━━━━━ GIVEN DATA ━━━━━

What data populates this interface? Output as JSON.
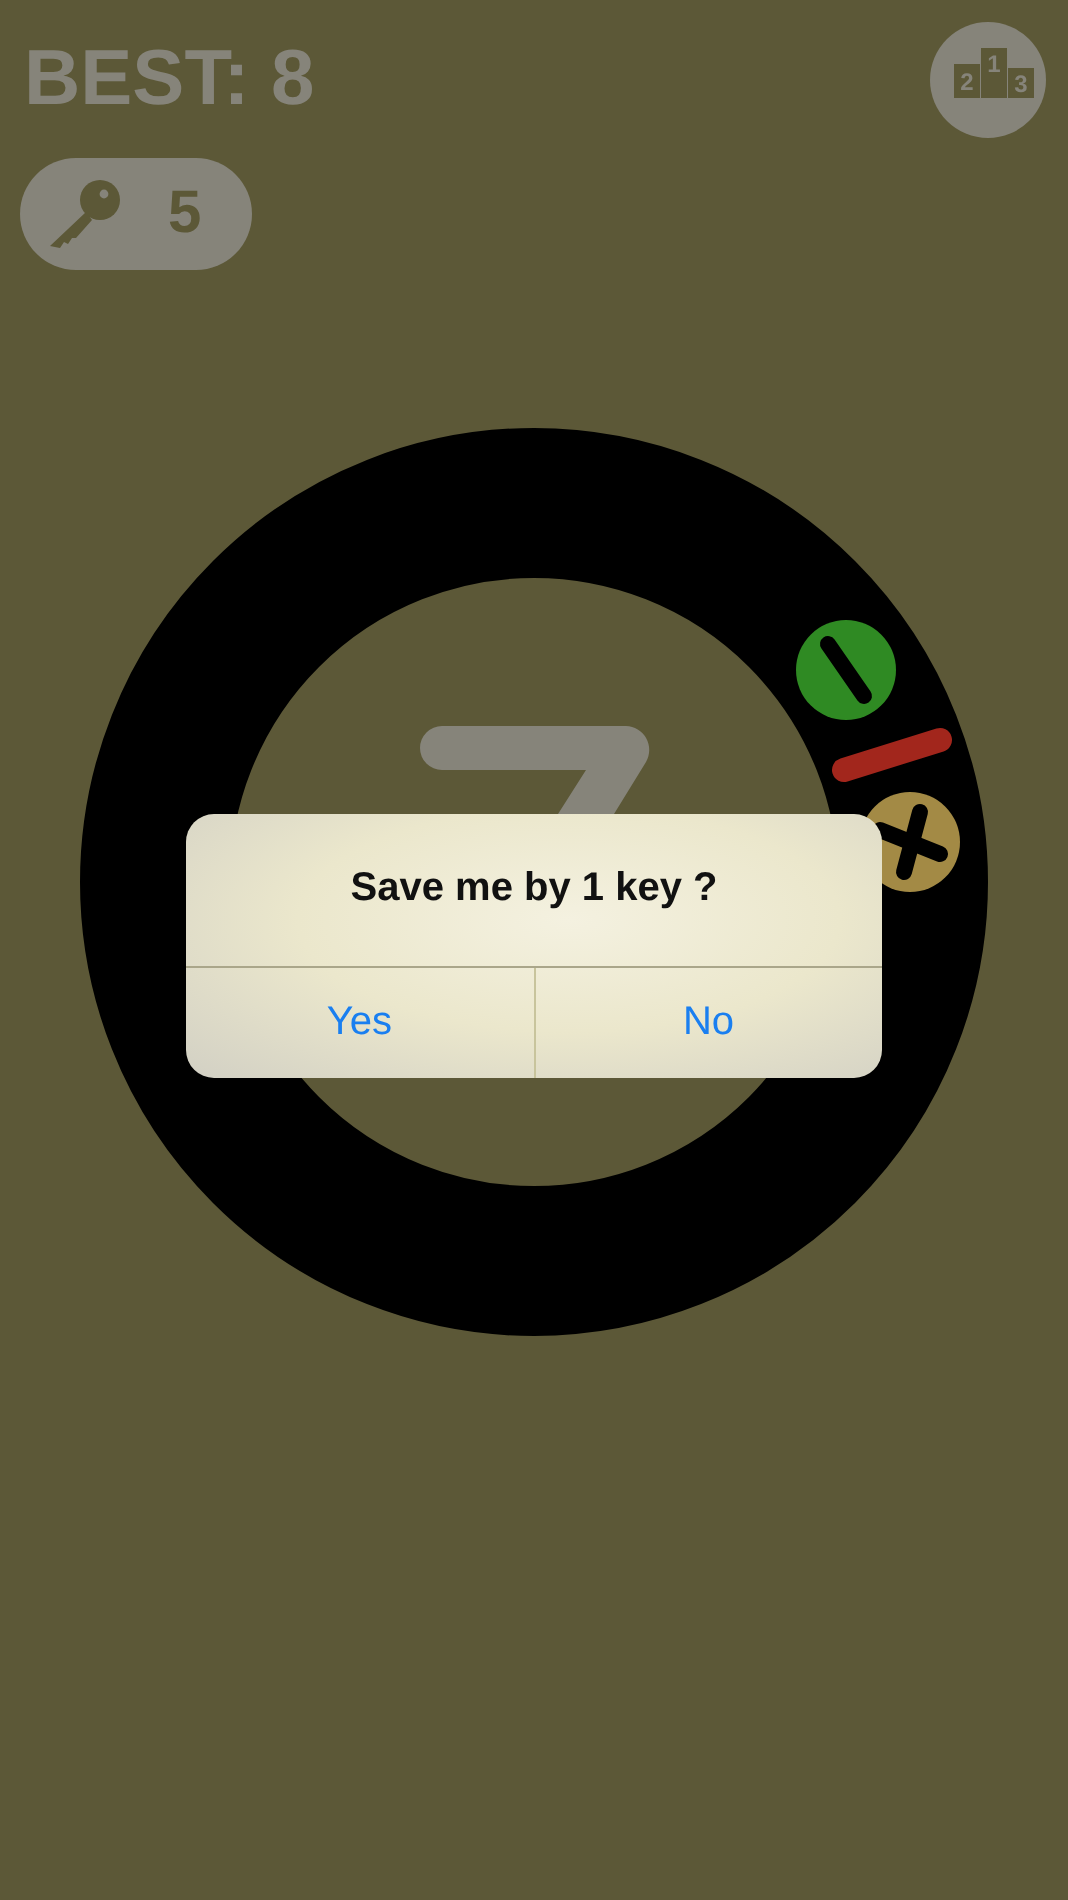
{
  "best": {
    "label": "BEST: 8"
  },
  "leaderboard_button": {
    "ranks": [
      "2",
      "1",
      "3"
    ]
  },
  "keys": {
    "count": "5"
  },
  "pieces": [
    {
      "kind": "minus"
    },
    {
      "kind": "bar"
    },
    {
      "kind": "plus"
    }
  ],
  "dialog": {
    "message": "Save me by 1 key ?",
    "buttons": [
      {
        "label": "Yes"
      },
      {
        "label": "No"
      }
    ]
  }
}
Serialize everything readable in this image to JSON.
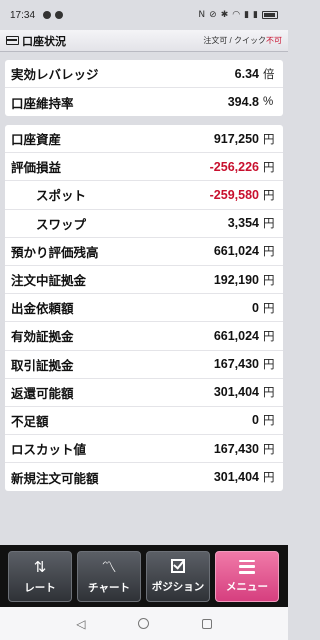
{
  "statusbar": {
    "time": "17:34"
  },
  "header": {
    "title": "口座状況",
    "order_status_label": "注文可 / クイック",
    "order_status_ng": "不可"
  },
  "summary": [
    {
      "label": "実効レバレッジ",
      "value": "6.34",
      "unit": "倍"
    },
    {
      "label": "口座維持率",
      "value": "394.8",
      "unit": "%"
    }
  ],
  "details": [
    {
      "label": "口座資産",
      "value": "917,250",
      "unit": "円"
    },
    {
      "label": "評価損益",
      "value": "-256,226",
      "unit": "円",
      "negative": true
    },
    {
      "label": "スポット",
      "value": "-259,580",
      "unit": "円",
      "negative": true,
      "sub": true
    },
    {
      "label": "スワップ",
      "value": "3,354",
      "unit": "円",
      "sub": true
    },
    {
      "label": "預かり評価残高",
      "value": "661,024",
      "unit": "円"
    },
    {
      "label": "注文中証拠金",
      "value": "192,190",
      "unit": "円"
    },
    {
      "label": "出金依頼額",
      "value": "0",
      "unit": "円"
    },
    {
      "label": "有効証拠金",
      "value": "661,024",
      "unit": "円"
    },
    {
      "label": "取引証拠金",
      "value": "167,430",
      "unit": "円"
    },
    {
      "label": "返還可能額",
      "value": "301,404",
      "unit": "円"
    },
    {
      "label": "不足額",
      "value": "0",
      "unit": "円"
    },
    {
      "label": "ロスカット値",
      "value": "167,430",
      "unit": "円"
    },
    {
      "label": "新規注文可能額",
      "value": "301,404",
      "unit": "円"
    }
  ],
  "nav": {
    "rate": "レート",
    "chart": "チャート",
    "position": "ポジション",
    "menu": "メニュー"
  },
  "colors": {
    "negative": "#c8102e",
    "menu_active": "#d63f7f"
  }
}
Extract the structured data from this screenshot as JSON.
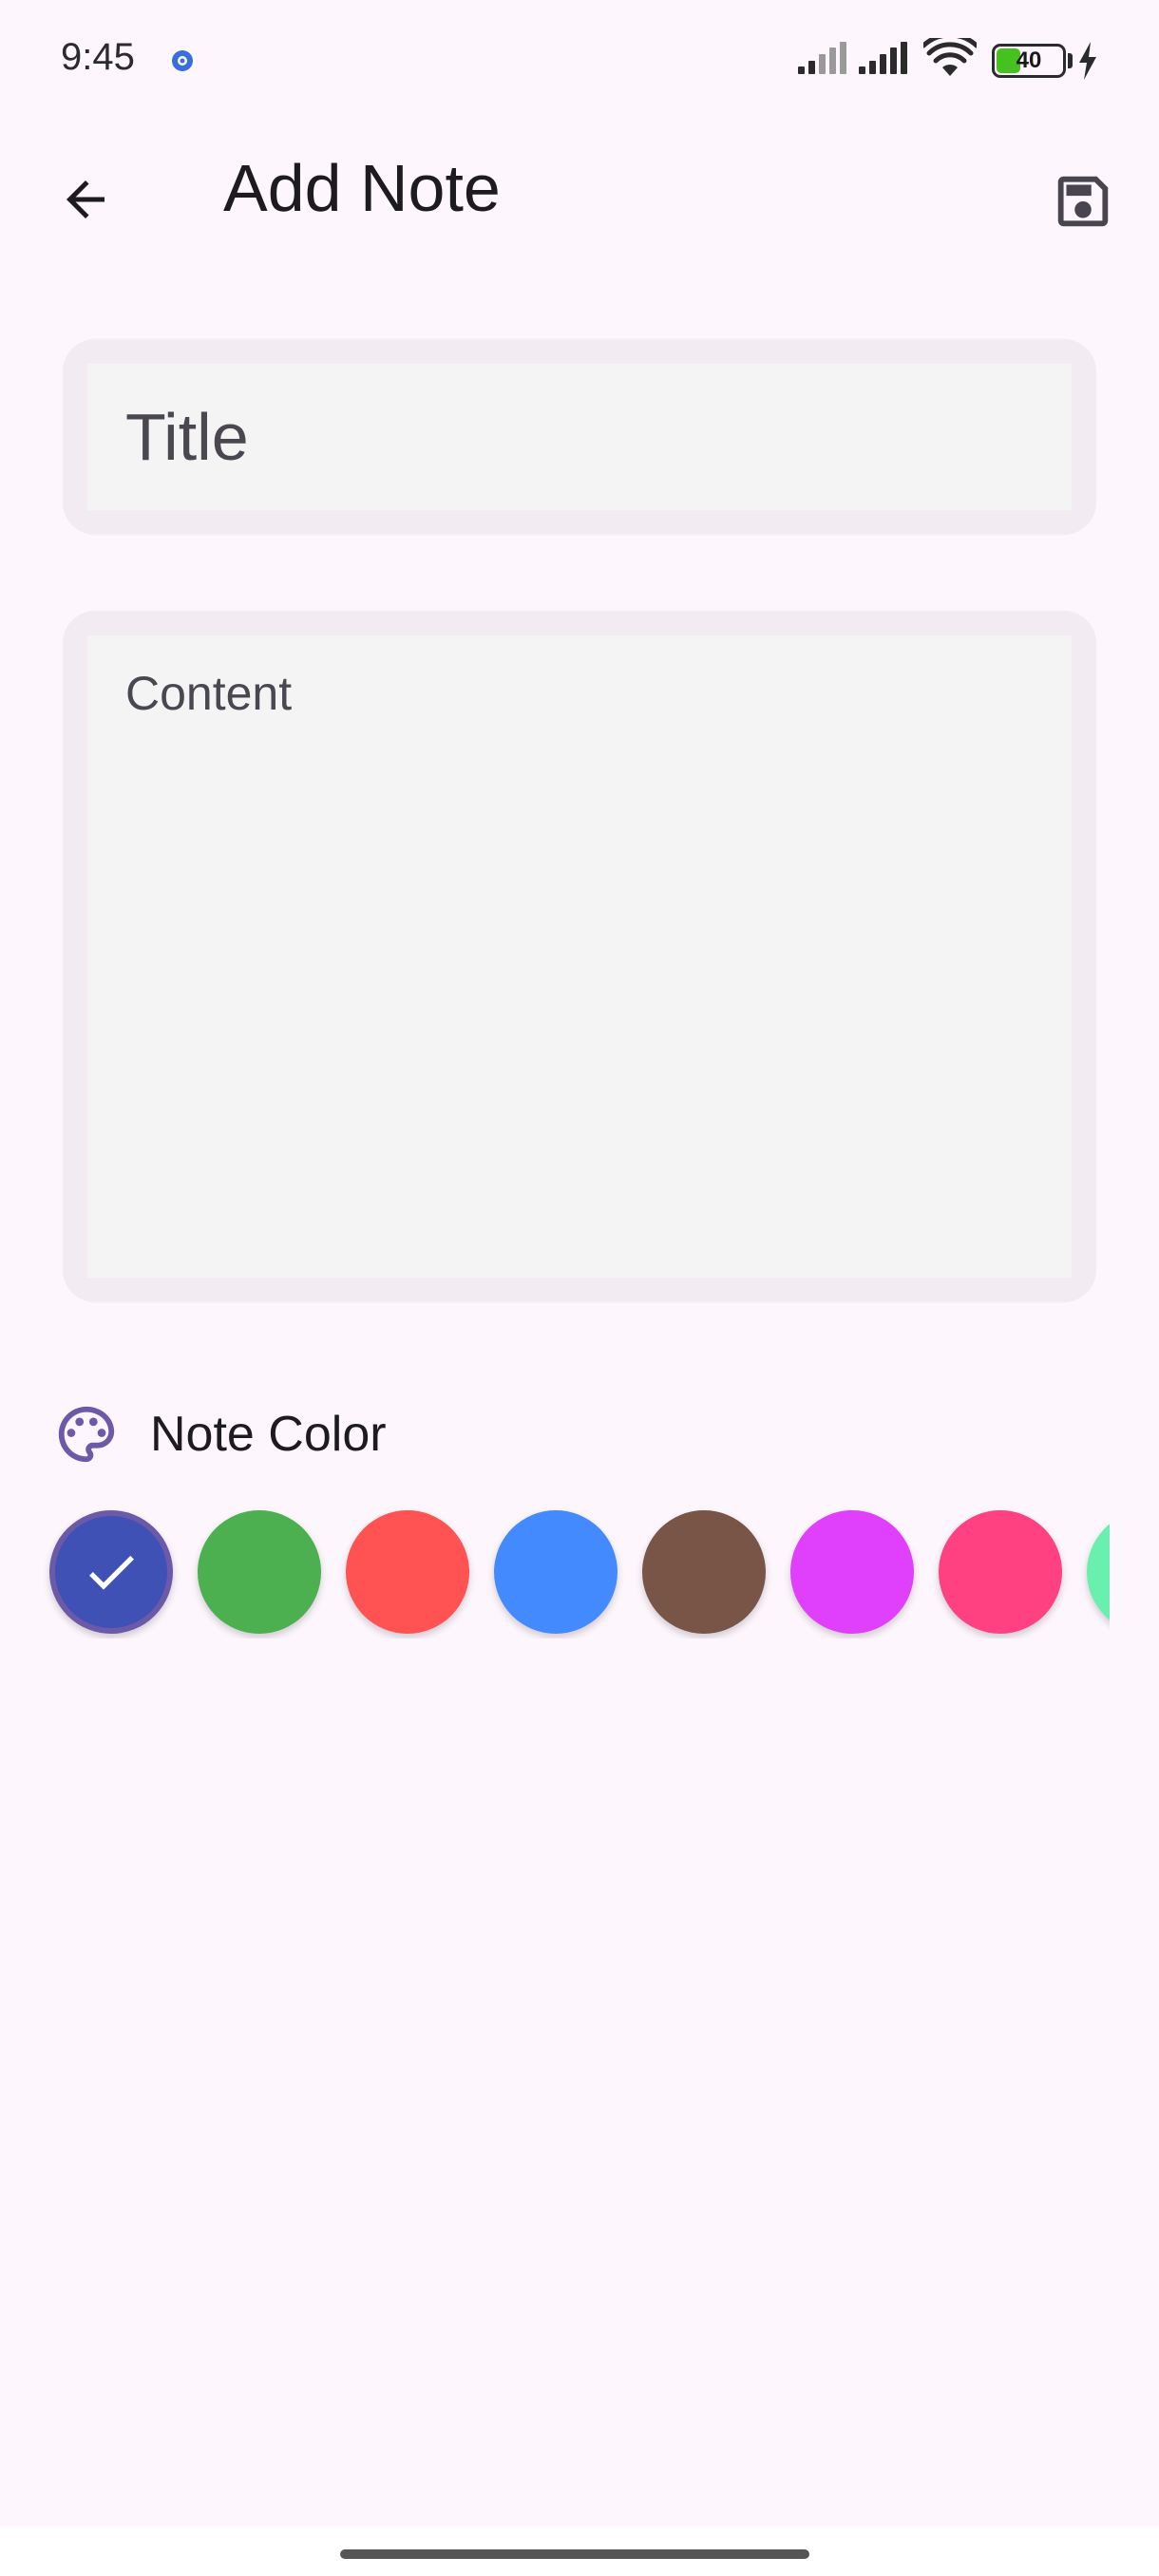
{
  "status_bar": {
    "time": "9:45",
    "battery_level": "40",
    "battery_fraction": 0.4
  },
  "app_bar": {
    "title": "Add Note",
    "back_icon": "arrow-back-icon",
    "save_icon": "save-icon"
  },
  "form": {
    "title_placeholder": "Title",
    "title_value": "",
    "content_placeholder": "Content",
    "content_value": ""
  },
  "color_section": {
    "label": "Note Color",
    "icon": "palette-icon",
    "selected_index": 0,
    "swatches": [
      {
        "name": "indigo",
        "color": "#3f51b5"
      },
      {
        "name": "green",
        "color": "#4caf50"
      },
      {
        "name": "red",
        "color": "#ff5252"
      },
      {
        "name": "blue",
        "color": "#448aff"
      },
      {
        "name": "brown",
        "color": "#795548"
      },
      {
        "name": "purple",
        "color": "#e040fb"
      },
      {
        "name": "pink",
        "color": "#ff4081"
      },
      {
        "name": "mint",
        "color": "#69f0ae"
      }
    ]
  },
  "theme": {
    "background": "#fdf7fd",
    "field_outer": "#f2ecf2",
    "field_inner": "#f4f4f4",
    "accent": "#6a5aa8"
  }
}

━━━━━

WHAT TO WORK ON: Wherever the word "JSON" occurs in a line of the listing, copy that line.

OUTPUT FOR THIS TASK:
What data populates this interface? Output as JSON.
Serialize everything readable in this image to JSON.
Extract the structured data from this screenshot as JSON.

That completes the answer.